%%

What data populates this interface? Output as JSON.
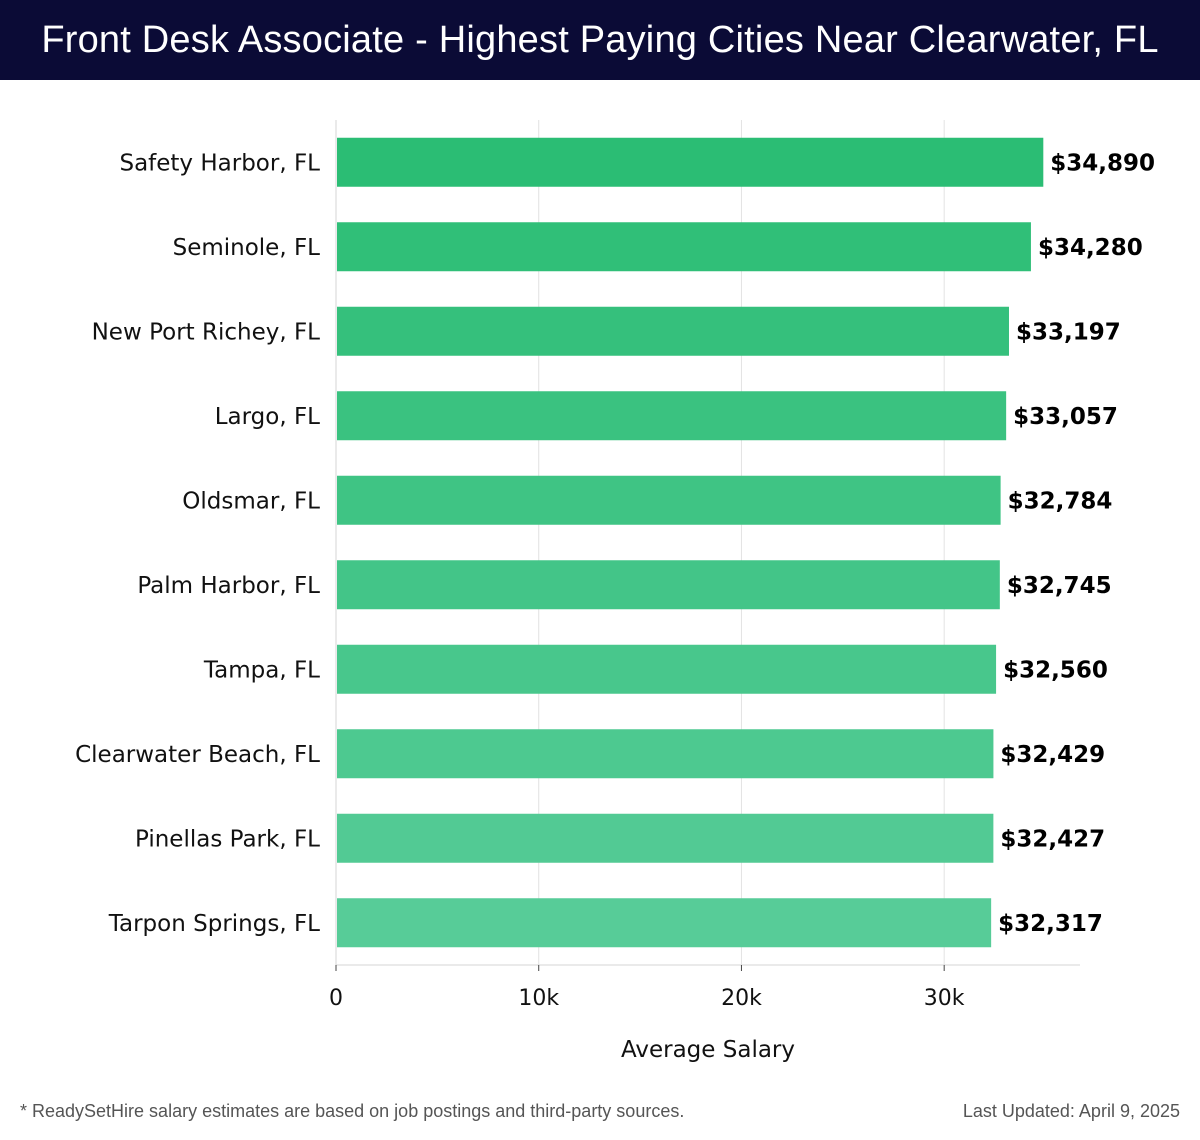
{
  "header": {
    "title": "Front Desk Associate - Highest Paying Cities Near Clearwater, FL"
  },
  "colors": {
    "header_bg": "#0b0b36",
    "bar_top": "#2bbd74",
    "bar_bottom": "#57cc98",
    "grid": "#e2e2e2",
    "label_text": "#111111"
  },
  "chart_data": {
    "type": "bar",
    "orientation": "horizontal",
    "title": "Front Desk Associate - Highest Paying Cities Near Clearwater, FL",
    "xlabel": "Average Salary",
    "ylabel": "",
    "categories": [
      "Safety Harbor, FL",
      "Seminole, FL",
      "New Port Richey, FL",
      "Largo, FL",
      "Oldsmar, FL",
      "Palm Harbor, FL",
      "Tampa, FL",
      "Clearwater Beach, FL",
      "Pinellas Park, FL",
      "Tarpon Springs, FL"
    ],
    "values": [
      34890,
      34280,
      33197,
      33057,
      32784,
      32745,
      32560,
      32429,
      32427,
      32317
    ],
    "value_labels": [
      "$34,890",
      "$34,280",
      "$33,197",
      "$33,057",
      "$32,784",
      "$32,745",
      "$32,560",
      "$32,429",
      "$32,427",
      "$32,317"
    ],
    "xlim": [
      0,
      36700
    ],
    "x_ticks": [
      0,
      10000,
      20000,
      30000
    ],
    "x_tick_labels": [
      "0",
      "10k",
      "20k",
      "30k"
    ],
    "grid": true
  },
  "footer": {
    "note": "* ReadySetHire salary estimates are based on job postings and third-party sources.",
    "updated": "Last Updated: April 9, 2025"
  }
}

%%

Copy every record character for character. Skip the pictures.

What data populates this interface? Output as JSON.
{
  "header": {
    "title": "Front Desk Associate - Highest Paying Cities Near Clearwater, FL"
  },
  "colors": {
    "header_bg": "#0b0b36",
    "bar_top": "#2bbd74",
    "bar_bottom": "#57cc98",
    "grid": "#e2e2e2",
    "label_text": "#111111"
  },
  "chart_data": {
    "type": "bar",
    "orientation": "horizontal",
    "title": "Front Desk Associate - Highest Paying Cities Near Clearwater, FL",
    "xlabel": "Average Salary",
    "ylabel": "",
    "categories": [
      "Safety Harbor, FL",
      "Seminole, FL",
      "New Port Richey, FL",
      "Largo, FL",
      "Oldsmar, FL",
      "Palm Harbor, FL",
      "Tampa, FL",
      "Clearwater Beach, FL",
      "Pinellas Park, FL",
      "Tarpon Springs, FL"
    ],
    "values": [
      34890,
      34280,
      33197,
      33057,
      32784,
      32745,
      32560,
      32429,
      32427,
      32317
    ],
    "value_labels": [
      "$34,890",
      "$34,280",
      "$33,197",
      "$33,057",
      "$32,784",
      "$32,745",
      "$32,560",
      "$32,429",
      "$32,427",
      "$32,317"
    ],
    "xlim": [
      0,
      36700
    ],
    "x_ticks": [
      0,
      10000,
      20000,
      30000
    ],
    "x_tick_labels": [
      "0",
      "10k",
      "20k",
      "30k"
    ],
    "grid": true
  },
  "footer": {
    "note": "* ReadySetHire salary estimates are based on job postings and third-party sources.",
    "updated": "Last Updated: April 9, 2025"
  }
}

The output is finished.